#### [Dataset rows]
——
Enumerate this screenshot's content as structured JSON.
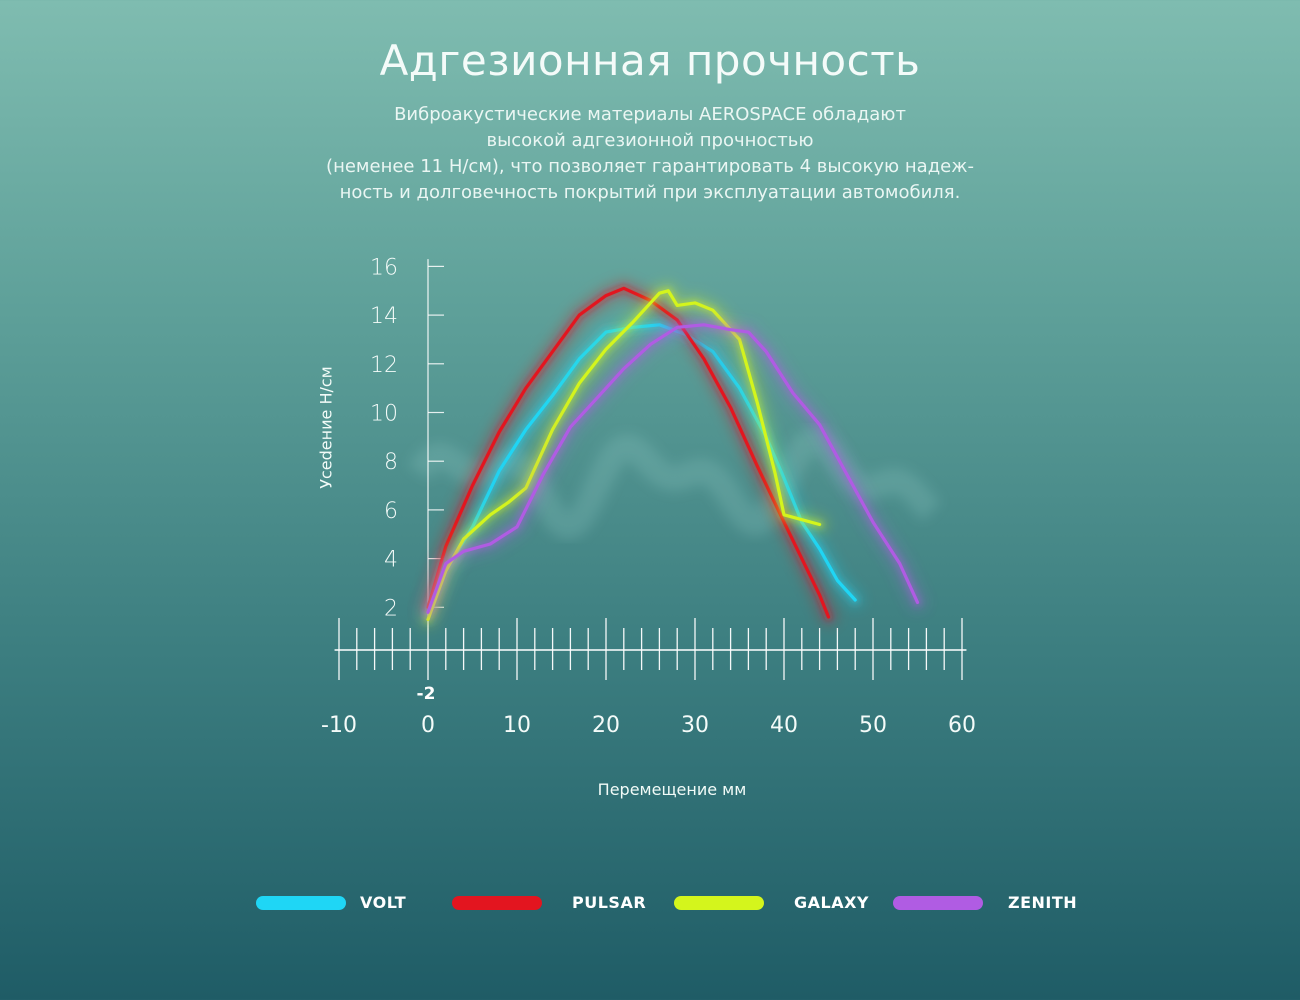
{
  "header": {
    "title": "Адгезионная прочность",
    "description_lines": [
      "Виброакустические материалы AEROSPACE обладают",
      "высокой адгезионной прочностью",
      "(неменее 11 Н/см), что позволяет гарантировать 4 высокую надеж-",
      "ность и долговечность покрытий при эксплуатации автомобиля."
    ]
  },
  "chart_data": {
    "type": "line",
    "title": "Адгезионная прочность",
    "xlabel": "Перемещение мм",
    "ylabel": "Усеdение Н/см",
    "xlim": [
      -10,
      60
    ],
    "ylim": [
      1.5,
      16.5
    ],
    "x_ticks": [
      -10,
      0,
      10,
      20,
      30,
      40,
      50,
      60
    ],
    "x_tick_labels": [
      "-10",
      "0",
      "10",
      "20",
      "30",
      "40",
      "50",
      "60"
    ],
    "x_extra_label": "-2",
    "y_ticks": [
      2,
      4,
      6,
      8,
      10,
      12,
      14,
      16
    ],
    "y_tick_labels": [
      "2",
      "4",
      "6",
      "8",
      "10",
      "12",
      "14",
      "16"
    ],
    "legend_position": "bottom",
    "series": [
      {
        "name": "VOLT",
        "color": "#1fd6f5",
        "x": [
          0,
          2,
          5,
          8,
          11,
          14,
          17,
          20,
          23,
          26,
          29,
          32,
          35,
          38,
          40,
          42,
          44,
          46,
          48
        ],
        "y": [
          1.8,
          3.5,
          5.3,
          7.6,
          9.3,
          10.7,
          12.2,
          13.3,
          13.5,
          13.6,
          13.2,
          12.5,
          11.0,
          9.0,
          7.3,
          5.5,
          4.4,
          3.1,
          2.3
        ]
      },
      {
        "name": "PULSAR",
        "color": "#e3151f",
        "x": [
          0,
          2,
          5,
          8,
          11,
          14,
          17,
          20,
          22,
          25,
          28,
          31,
          34,
          37,
          40,
          42,
          44,
          45
        ],
        "y": [
          2.0,
          4.5,
          7.0,
          9.2,
          11.0,
          12.5,
          14.0,
          14.8,
          15.1,
          14.6,
          13.8,
          12.2,
          10.2,
          7.8,
          5.5,
          4.0,
          2.5,
          1.6
        ]
      },
      {
        "name": "GALAXY",
        "color": "#d4f51c",
        "x": [
          0,
          2,
          4,
          7,
          9,
          11,
          14,
          17,
          20,
          23,
          26,
          27,
          28,
          30,
          32,
          35,
          37,
          39,
          40,
          44
        ],
        "y": [
          1.5,
          3.5,
          4.8,
          5.8,
          6.3,
          6.9,
          9.3,
          11.2,
          12.6,
          13.7,
          14.9,
          15.0,
          14.4,
          14.5,
          14.2,
          13.0,
          10.4,
          7.5,
          5.8,
          5.4
        ]
      },
      {
        "name": "ZENITH",
        "color": "#b05ce3",
        "x": [
          0,
          2,
          4,
          7,
          10,
          13,
          16,
          19,
          22,
          25,
          28,
          31,
          34,
          36,
          38,
          41,
          44,
          47,
          50,
          53,
          55
        ],
        "y": [
          1.8,
          3.8,
          4.3,
          4.6,
          5.3,
          7.5,
          9.4,
          10.6,
          11.8,
          12.8,
          13.5,
          13.6,
          13.4,
          13.3,
          12.5,
          10.8,
          9.5,
          7.5,
          5.5,
          3.8,
          2.2
        ]
      }
    ]
  }
}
——
#### [Your task]
Copy all lines from the data that hold the word "color".

#### [Final result]
        "color": "#1fd6f5",
        "color": "#e3151f",
        "color": "#d4f51c",
        "color": "#b05ce3",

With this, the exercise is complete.